Aim of the exercise:
Find the word "stor" in the listing; pull out each line holding it.

··········

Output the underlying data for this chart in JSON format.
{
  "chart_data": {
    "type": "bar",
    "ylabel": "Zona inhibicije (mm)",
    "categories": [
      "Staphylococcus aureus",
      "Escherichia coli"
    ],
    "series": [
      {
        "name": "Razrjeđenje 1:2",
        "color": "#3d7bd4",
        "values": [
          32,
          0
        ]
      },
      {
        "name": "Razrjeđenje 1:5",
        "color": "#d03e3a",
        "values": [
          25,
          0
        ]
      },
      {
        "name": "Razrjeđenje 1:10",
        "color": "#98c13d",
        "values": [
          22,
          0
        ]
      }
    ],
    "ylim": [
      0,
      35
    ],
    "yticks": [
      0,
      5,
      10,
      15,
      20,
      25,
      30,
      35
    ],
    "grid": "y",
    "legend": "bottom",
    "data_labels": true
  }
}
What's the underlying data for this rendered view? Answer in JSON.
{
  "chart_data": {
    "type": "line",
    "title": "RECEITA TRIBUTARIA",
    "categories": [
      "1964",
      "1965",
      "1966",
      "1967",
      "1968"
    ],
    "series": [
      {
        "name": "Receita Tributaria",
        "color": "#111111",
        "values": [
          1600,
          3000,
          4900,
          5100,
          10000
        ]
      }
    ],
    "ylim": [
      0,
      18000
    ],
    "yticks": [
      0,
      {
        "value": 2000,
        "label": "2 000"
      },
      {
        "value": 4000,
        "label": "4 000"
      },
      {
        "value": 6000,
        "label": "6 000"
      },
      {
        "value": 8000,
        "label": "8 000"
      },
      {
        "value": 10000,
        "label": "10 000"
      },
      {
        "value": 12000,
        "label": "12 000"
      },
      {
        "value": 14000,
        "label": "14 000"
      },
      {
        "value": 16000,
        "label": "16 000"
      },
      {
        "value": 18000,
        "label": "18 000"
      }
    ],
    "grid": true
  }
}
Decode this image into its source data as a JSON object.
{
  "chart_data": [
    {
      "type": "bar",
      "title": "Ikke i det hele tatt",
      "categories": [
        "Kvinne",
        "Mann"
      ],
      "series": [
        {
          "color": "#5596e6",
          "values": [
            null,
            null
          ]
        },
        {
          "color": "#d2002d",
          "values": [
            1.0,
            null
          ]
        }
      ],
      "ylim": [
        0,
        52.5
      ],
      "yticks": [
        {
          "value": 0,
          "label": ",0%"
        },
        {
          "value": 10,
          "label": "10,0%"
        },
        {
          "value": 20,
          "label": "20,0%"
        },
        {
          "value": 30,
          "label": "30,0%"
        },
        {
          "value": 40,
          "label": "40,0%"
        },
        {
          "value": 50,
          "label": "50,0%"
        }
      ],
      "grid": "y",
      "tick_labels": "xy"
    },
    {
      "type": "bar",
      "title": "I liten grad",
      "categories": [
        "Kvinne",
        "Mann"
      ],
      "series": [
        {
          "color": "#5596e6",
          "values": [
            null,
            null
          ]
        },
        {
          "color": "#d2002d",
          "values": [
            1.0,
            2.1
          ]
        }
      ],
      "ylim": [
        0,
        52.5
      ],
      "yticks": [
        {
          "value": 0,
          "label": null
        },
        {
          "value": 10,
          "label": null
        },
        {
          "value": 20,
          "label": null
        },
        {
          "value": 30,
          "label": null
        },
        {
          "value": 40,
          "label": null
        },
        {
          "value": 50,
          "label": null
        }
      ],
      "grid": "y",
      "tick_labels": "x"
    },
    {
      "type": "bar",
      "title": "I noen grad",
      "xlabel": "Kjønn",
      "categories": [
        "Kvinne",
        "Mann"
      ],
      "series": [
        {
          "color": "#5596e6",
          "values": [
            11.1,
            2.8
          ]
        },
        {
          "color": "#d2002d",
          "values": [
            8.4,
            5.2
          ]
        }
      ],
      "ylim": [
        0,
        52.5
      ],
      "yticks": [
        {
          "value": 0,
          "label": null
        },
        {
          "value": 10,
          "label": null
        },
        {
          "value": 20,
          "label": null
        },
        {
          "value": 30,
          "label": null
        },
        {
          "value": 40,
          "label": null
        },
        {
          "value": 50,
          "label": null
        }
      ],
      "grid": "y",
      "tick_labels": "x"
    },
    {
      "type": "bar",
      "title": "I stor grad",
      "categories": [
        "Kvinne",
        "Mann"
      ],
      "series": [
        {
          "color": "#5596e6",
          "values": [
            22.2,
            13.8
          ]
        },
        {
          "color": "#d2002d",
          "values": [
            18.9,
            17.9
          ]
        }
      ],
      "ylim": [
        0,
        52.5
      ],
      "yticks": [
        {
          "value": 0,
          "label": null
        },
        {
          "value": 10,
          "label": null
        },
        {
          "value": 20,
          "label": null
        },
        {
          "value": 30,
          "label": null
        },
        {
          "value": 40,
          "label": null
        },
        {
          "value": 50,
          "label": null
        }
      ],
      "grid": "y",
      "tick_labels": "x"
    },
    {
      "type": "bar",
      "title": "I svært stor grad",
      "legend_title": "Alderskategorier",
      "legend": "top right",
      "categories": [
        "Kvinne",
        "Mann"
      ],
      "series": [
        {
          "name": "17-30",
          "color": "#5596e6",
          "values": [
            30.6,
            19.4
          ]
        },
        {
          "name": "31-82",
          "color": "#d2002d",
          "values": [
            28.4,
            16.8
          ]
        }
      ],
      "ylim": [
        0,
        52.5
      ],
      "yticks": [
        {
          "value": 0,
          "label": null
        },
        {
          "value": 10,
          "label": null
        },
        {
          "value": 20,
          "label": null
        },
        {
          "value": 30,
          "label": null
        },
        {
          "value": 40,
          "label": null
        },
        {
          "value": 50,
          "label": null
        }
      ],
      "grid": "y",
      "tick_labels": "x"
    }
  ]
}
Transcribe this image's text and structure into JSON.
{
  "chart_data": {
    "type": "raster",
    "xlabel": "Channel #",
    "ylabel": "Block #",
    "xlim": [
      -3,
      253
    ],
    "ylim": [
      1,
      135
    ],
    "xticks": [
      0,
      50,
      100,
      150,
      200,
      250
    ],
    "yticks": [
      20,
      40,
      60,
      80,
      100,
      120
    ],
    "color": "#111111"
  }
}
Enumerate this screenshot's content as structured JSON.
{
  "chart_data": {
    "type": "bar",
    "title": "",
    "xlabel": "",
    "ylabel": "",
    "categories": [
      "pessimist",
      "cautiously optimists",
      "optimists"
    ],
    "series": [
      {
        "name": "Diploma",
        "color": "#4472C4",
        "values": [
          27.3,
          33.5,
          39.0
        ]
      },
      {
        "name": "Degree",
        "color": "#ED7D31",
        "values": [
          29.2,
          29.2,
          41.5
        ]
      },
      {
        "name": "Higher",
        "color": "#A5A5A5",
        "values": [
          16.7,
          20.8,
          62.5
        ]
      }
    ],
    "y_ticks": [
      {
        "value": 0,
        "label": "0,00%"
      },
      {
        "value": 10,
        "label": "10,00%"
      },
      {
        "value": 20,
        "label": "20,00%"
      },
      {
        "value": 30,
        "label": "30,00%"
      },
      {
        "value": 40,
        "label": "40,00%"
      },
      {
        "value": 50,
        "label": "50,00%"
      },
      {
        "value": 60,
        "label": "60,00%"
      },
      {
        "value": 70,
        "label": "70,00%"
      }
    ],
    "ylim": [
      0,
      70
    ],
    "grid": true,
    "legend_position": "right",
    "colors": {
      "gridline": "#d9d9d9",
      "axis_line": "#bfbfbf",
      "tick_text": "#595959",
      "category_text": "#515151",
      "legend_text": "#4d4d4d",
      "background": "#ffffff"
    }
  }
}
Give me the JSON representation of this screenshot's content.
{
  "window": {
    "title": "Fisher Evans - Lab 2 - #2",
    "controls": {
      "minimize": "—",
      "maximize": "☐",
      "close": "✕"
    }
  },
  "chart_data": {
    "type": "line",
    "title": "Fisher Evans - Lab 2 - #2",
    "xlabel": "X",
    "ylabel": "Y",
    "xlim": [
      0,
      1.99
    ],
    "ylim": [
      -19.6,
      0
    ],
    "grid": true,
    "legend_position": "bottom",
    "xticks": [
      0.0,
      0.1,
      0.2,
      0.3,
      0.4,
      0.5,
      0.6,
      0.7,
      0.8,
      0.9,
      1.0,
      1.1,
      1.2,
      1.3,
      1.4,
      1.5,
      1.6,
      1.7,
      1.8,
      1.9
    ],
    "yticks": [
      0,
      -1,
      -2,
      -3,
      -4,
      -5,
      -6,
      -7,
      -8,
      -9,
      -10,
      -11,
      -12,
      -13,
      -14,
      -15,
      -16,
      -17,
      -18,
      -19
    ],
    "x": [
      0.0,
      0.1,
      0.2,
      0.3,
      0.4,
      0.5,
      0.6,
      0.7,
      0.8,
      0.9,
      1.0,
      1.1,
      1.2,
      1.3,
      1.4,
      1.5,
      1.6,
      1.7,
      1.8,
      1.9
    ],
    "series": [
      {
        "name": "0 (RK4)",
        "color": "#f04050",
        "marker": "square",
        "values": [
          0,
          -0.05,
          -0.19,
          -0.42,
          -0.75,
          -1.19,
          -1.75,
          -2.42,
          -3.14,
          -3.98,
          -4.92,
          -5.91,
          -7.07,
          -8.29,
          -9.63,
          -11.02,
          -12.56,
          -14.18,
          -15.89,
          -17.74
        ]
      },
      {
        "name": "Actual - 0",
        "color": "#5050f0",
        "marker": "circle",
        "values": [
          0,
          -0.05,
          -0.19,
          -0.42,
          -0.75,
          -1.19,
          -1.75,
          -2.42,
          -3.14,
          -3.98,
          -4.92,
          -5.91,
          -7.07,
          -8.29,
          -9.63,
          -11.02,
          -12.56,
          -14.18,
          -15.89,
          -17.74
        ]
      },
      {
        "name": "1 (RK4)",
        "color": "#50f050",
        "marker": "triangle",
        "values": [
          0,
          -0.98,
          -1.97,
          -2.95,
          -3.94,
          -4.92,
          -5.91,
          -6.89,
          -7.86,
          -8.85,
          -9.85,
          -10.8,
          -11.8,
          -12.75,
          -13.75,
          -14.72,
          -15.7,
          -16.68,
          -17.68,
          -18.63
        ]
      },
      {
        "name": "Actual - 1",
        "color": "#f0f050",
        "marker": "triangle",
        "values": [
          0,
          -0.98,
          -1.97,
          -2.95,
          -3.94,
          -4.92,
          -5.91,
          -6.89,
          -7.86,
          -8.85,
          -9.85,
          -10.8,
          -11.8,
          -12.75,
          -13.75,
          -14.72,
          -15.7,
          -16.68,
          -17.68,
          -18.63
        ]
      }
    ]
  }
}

··········

Answer below:
      "title": "I stor grad",
      "title": "I svært stor grad",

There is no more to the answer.